• **Problem to work on**:
Go through the listing and set it down exactly, leaving out its pictures.
[START Entries]
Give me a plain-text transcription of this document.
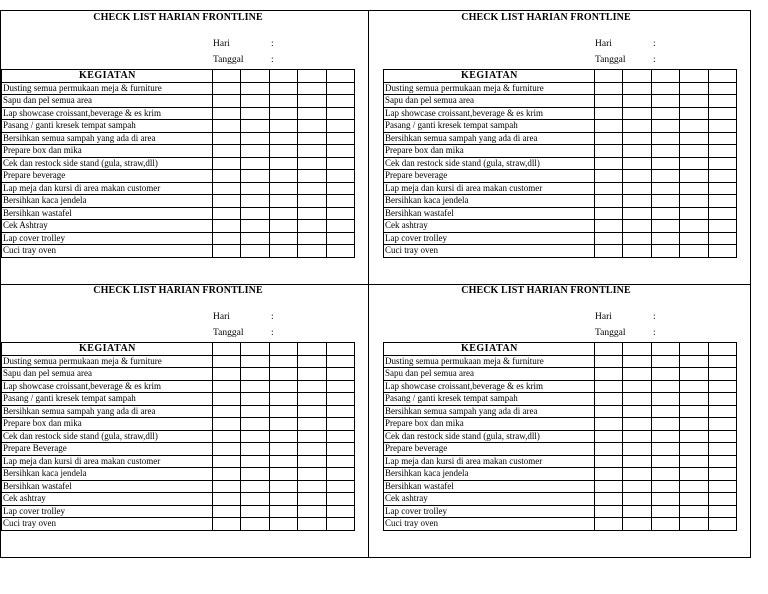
CHECK LIST HARIAN FRONTLINE
Hari	:
Tanggal	:
KEGIATAN					
Dusting semua permukaan meja & furniture					
Sapu dan pel semua area					
Lap showcase croissant,beverage & es krim					
Pasang / ganti kresek tempat sampah					
Bersihkan semua sampah yang ada di area					
Prepare box dan mika					
Cek dan restock side stand (gula, straw,dll)					
Prepare beverage					
Lap meja dan kursi di area makan customer					
Bersihkan kaca jendela					
Bersihkan wastafel					
Cek Ashtray					
Lap cover trolley					
Cuci tray oven					
CHECK LIST HARIAN FRONTLINE
Hari	:
Tanggal	:
KEGIATAN					
Dusting semua permukaan meja & furniture					
Sapu dan pel semua area					
Lap showcase croissant,beverage & es krim					
Pasang / ganti kresek tempat sampah					
Bersihkan semua sampah yang ada di area					
Prepare box dan mika					
Cek dan restock side stand (gula, straw,dll)					
Prepare beverage					
Lap meja dan kursi di area makan customer					
Bersihkan kaca jendela					
Bersihkan wastafel					
Cek ashtray					
Lap cover trolley					
Cuci tray oven					
CHECK LIST HARIAN FRONTLINE
Hari	:
Tanggal	:
KEGIATAN					
Dusting semua permukaan meja & furniture					
Sapu dan pel semua area					
Lap showcase croissant,beverage & es krim					
Pasang / ganti kresek tempat sampah					
Bersihkan semua sampah yang ada di area					
Prepare box dan mika					
Cek dan restock side stand (gula, straw,dll)					
Prepare Beverage					
Lap meja dan kursi di area makan customer					
Bersihkan kaca jendela					
Bersihkan wastafel					
Cek ashtray					
Lap cover trolley					
Cuci tray oven					
CHECK LIST HARIAN FRONTLINE
Hari	:
Tanggal	:
KEGIATAN					
Dusting semua permukaan meja & furniture					
Sapu dan pel semua area					
Lap showcase croissant,beverage & es krim					
Pasang / ganti kresek tempat sampah					
Bersihkan semua sampah yang ada di area					
Prepare box dan mika					
Cek dan restock side stand (gula, straw,dll)					
Prepare beverage					
Lap meja dan kursi di area makan customer					
Bersihkan kaca jendela					
Bersihkan wastafel					
Cek ashtray					
Lap cover trolley					
Cuci tray oven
[END Entries]
• **Worked solution**:
Give me a plain-text transcription of this document.
CHECK LIST HARIAN FRONTLINE
Hari	:
Tanggal	:
KEGIATAN					
Dusting semua permukaan meja & furniture					
Sapu dan pel semua area					
Lap showcase croissant,beverage & es krim					
Pasang / ganti kresek tempat sampah					
Bersihkan semua sampah yang ada di area					
Prepare box dan mika					
Cek dan restock side stand (gula, straw,dll)					
Prepare beverage					
Lap meja dan kursi di area makan customer					
Bersihkan kaca jendela					
Bersihkan wastafel					
Cek Ashtray					
Lap cover trolley					
Cuci tray oven					
CHECK LIST HARIAN FRONTLINE
Hari	:
Tanggal	:
KEGIATAN					
Dusting semua permukaan meja & furniture					
Sapu dan pel semua area					
Lap showcase croissant,beverage & es krim					
Pasang / ganti kresek tempat sampah					
Bersihkan semua sampah yang ada di area					
Prepare box dan mika					
Cek dan restock side stand (gula, straw,dll)					
Prepare beverage					
Lap meja dan kursi di area makan customer					
Bersihkan kaca jendela					
Bersihkan wastafel					
Cek ashtray					
Lap cover trolley					
Cuci tray oven					
CHECK LIST HARIAN FRONTLINE
Hari	:
Tanggal	:
KEGIATAN					
Dusting semua permukaan meja & furniture					
Sapu dan pel semua area					
Lap showcase croissant,beverage & es krim					
Pasang / ganti kresek tempat sampah					
Bersihkan semua sampah yang ada di area					
Prepare box dan mika					
Cek dan restock side stand (gula, straw,dll)					
Prepare Beverage					
Lap meja dan kursi di area makan customer					
Bersihkan kaca jendela					
Bersihkan wastafel					
Cek ashtray					
Lap cover trolley					
Cuci tray oven					
CHECK LIST HARIAN FRONTLINE
Hari	:
Tanggal	:
KEGIATAN					
Dusting semua permukaan meja & furniture					
Sapu dan pel semua area					
Lap showcase croissant,beverage & es krim					
Pasang / ganti kresek tempat sampah					
Bersihkan semua sampah yang ada di area					
Prepare box dan mika					
Cek dan restock side stand (gula, straw,dll)					
Prepare beverage					
Lap meja dan kursi di area makan customer					
Bersihkan kaca jendela					
Bersihkan wastafel					
Cek ashtray					
Lap cover trolley					
Cuci tray oven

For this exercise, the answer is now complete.